START
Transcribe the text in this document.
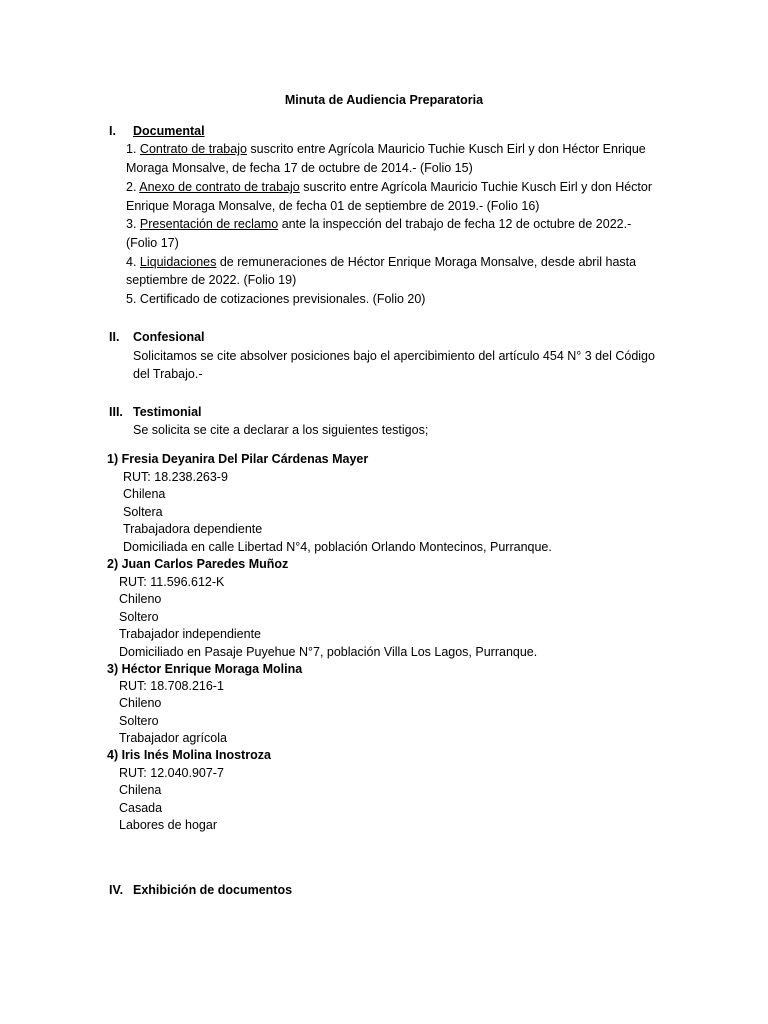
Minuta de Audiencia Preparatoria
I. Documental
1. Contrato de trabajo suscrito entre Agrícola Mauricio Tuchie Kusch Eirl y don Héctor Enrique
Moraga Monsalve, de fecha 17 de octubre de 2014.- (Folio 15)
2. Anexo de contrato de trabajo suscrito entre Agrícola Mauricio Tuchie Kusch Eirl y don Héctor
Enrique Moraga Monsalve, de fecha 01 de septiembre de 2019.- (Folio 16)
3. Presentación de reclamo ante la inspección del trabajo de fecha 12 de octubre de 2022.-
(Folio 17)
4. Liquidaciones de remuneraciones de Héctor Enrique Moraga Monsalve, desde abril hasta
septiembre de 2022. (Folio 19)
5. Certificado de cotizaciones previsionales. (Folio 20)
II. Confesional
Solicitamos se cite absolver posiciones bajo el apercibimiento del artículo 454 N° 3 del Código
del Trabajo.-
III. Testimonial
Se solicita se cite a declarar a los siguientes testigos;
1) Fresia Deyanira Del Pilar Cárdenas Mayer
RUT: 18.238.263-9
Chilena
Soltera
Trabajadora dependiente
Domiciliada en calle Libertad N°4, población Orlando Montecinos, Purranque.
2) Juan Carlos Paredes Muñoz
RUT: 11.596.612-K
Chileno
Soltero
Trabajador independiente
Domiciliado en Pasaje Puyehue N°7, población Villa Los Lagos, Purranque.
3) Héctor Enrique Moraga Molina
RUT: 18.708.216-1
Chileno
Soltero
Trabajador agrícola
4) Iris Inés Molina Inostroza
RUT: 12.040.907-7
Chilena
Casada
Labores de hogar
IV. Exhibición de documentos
END
- **Exercise**: Repeat all of the records verbatim, leaving out the pictures.

- **Written solution**:
Transcribe the text in this document.
Minuta de Audiencia Preparatoria
I. Documental
1. Contrato de trabajo suscrito entre Agrícola Mauricio Tuchie Kusch Eirl y don Héctor Enrique
Moraga Monsalve, de fecha 17 de octubre de 2014.- (Folio 15)
2. Anexo de contrato de trabajo suscrito entre Agrícola Mauricio Tuchie Kusch Eirl y don Héctor
Enrique Moraga Monsalve, de fecha 01 de septiembre de 2019.- (Folio 16)
3. Presentación de reclamo ante la inspección del trabajo de fecha 12 de octubre de 2022.-
(Folio 17)
4. Liquidaciones de remuneraciones de Héctor Enrique Moraga Monsalve, desde abril hasta
septiembre de 2022. (Folio 19)
5. Certificado de cotizaciones previsionales. (Folio 20)
II. Confesional
Solicitamos se cite absolver posiciones bajo el apercibimiento del artículo 454 N° 3 del Código
del Trabajo.-
III. Testimonial
Se solicita se cite a declarar a los siguientes testigos;
1) Fresia Deyanira Del Pilar Cárdenas Mayer
RUT: 18.238.263-9
Chilena
Soltera
Trabajadora dependiente
Domiciliada en calle Libertad N°4, población Orlando Montecinos, Purranque.
2) Juan Carlos Paredes Muñoz
RUT: 11.596.612-K
Chileno
Soltero
Trabajador independiente
Domiciliado en Pasaje Puyehue N°7, población Villa Los Lagos, Purranque.
3) Héctor Enrique Moraga Molina
RUT: 18.708.216-1
Chileno
Soltero
Trabajador agrícola
4) Iris Inés Molina Inostroza
RUT: 12.040.907-7
Chilena
Casada
Labores de hogar
IV. Exhibición de documentos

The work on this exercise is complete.